# Given request
Retype each record below word for word. Leave the pictures out.

# Given data
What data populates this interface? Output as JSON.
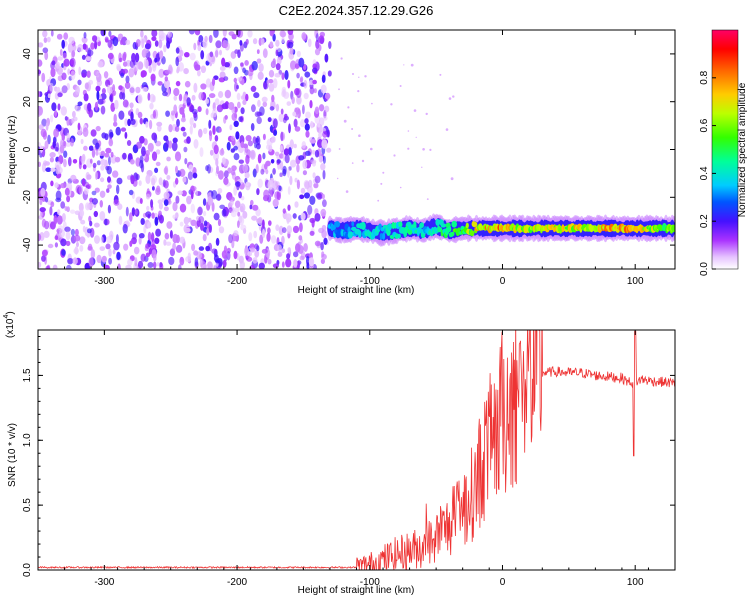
{
  "title": "C2E2.2024.357.12.29.G26",
  "chart_data": [
    {
      "type": "heatmap",
      "xlabel": "Height of straight line (km)",
      "ylabel": "Frequency (Hz)",
      "xlim": [
        -350,
        130
      ],
      "ylim": [
        -50,
        50
      ],
      "xticks": [
        -300,
        -200,
        -100,
        0,
        100
      ],
      "yticks": [
        -40,
        -20,
        0,
        20,
        40
      ],
      "noise_region_x": [
        -350,
        -130
      ],
      "signal_track": {
        "x": [
          -130,
          -120,
          -110,
          -100,
          -90,
          -80,
          -70,
          -60,
          -50,
          -40,
          -30,
          -20,
          -10,
          0,
          10,
          30,
          50,
          70,
          90,
          110,
          130
        ],
        "frequency": [
          -33,
          -34,
          -33,
          -34,
          -35,
          -34,
          -33,
          -34,
          -32,
          -34,
          -33,
          -33,
          -33,
          -33,
          -33,
          -33,
          -33,
          -33,
          -33,
          -33,
          -33
        ],
        "amplitude": [
          0.35,
          0.35,
          0.4,
          0.4,
          0.4,
          0.45,
          0.45,
          0.4,
          0.45,
          0.5,
          0.55,
          0.75,
          0.8,
          0.8,
          0.7,
          0.7,
          0.7,
          0.75,
          0.8,
          0.7,
          0.6
        ]
      },
      "colorbar": {
        "label": "Normalized spectral amplitude",
        "ticks": [
          "0.0",
          "0.2",
          "0.4",
          "0.6",
          "0.8"
        ],
        "range": [
          0,
          1
        ],
        "colors": [
          "#ffffff",
          "#cc33ff",
          "#6600ff",
          "#0033ff",
          "#00ccff",
          "#00ff99",
          "#33ff00",
          "#ccff00",
          "#ffcc00",
          "#ff6600",
          "#ff0000",
          "#ff0066"
        ]
      }
    },
    {
      "type": "line",
      "xlabel": "Height of straight line (km)",
      "ylabel": "SNR (10 * v/v)",
      "multiplier": "(x10",
      "multiplier_exp": "4",
      "xlim": [
        -350,
        130
      ],
      "ylim": [
        0,
        1.85
      ],
      "xticks": [
        -300,
        -200,
        -100,
        0,
        100
      ],
      "yticks": [
        "0.0",
        "0.5",
        "1.0",
        "1.5"
      ],
      "series": [
        {
          "color": "#ee3333",
          "x": [
            -350,
            -300,
            -200,
            -150,
            -110,
            -100,
            -90,
            -80,
            -70,
            -60,
            -50,
            -40,
            -30,
            -25,
            -20,
            -15,
            -10,
            -5,
            0,
            5,
            10,
            15,
            20,
            25,
            30,
            40,
            50,
            60,
            70,
            80,
            90,
            95,
            100,
            105,
            110,
            120,
            130
          ],
          "values": [
            0.02,
            0.02,
            0.02,
            0.02,
            0.02,
            0.04,
            0.08,
            0.12,
            0.15,
            0.18,
            0.25,
            0.35,
            0.45,
            0.55,
            0.65,
            0.85,
            0.95,
            1.05,
            1.2,
            1.3,
            1.38,
            1.44,
            1.48,
            1.5,
            1.52,
            1.53,
            1.52,
            1.52,
            1.5,
            1.49,
            1.48,
            1.45,
            1.45,
            1.47,
            1.46,
            1.45,
            1.44
          ]
        }
      ]
    }
  ]
}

# The solution
What data populates this interface? Output as JSON.
{
  "title": "C2E2.2024.357.12.29.G26",
  "chart_data": [
    {
      "type": "heatmap",
      "xlabel": "Height of straight line (km)",
      "ylabel": "Frequency (Hz)",
      "xlim": [
        -350,
        130
      ],
      "ylim": [
        -50,
        50
      ],
      "xticks": [
        -300,
        -200,
        -100,
        0,
        100
      ],
      "yticks": [
        -40,
        -20,
        0,
        20,
        40
      ],
      "noise_region_x": [
        -350,
        -130
      ],
      "signal_track": {
        "x": [
          -130,
          -120,
          -110,
          -100,
          -90,
          -80,
          -70,
          -60,
          -50,
          -40,
          -30,
          -20,
          -10,
          0,
          10,
          30,
          50,
          70,
          90,
          110,
          130
        ],
        "frequency": [
          -33,
          -34,
          -33,
          -34,
          -35,
          -34,
          -33,
          -34,
          -32,
          -34,
          -33,
          -33,
          -33,
          -33,
          -33,
          -33,
          -33,
          -33,
          -33,
          -33,
          -33
        ],
        "amplitude": [
          0.35,
          0.35,
          0.4,
          0.4,
          0.4,
          0.45,
          0.45,
          0.4,
          0.45,
          0.5,
          0.55,
          0.75,
          0.8,
          0.8,
          0.7,
          0.7,
          0.7,
          0.75,
          0.8,
          0.7,
          0.6
        ]
      },
      "colorbar": {
        "label": "Normalized spectral amplitude",
        "ticks": [
          "0.0",
          "0.2",
          "0.4",
          "0.6",
          "0.8"
        ],
        "range": [
          0,
          1
        ],
        "colors": [
          "#ffffff",
          "#cc33ff",
          "#6600ff",
          "#0033ff",
          "#00ccff",
          "#00ff99",
          "#33ff00",
          "#ccff00",
          "#ffcc00",
          "#ff6600",
          "#ff0000",
          "#ff0066"
        ]
      }
    },
    {
      "type": "line",
      "xlabel": "Height of straight line (km)",
      "ylabel": "SNR (10 * v/v)",
      "multiplier": "(x10",
      "multiplier_exp": "4",
      "xlim": [
        -350,
        130
      ],
      "ylim": [
        0,
        1.85
      ],
      "xticks": [
        -300,
        -200,
        -100,
        0,
        100
      ],
      "yticks": [
        "0.0",
        "0.5",
        "1.0",
        "1.5"
      ],
      "series": [
        {
          "color": "#ee3333",
          "x": [
            -350,
            -300,
            -200,
            -150,
            -110,
            -100,
            -90,
            -80,
            -70,
            -60,
            -50,
            -40,
            -30,
            -25,
            -20,
            -15,
            -10,
            -5,
            0,
            5,
            10,
            15,
            20,
            25,
            30,
            40,
            50,
            60,
            70,
            80,
            90,
            95,
            100,
            105,
            110,
            120,
            130
          ],
          "values": [
            0.02,
            0.02,
            0.02,
            0.02,
            0.02,
            0.04,
            0.08,
            0.12,
            0.15,
            0.18,
            0.25,
            0.35,
            0.45,
            0.55,
            0.65,
            0.85,
            0.95,
            1.05,
            1.2,
            1.3,
            1.38,
            1.44,
            1.48,
            1.5,
            1.52,
            1.53,
            1.52,
            1.52,
            1.5,
            1.49,
            1.48,
            1.45,
            1.45,
            1.47,
            1.46,
            1.45,
            1.44
          ]
        }
      ]
    }
  ]
}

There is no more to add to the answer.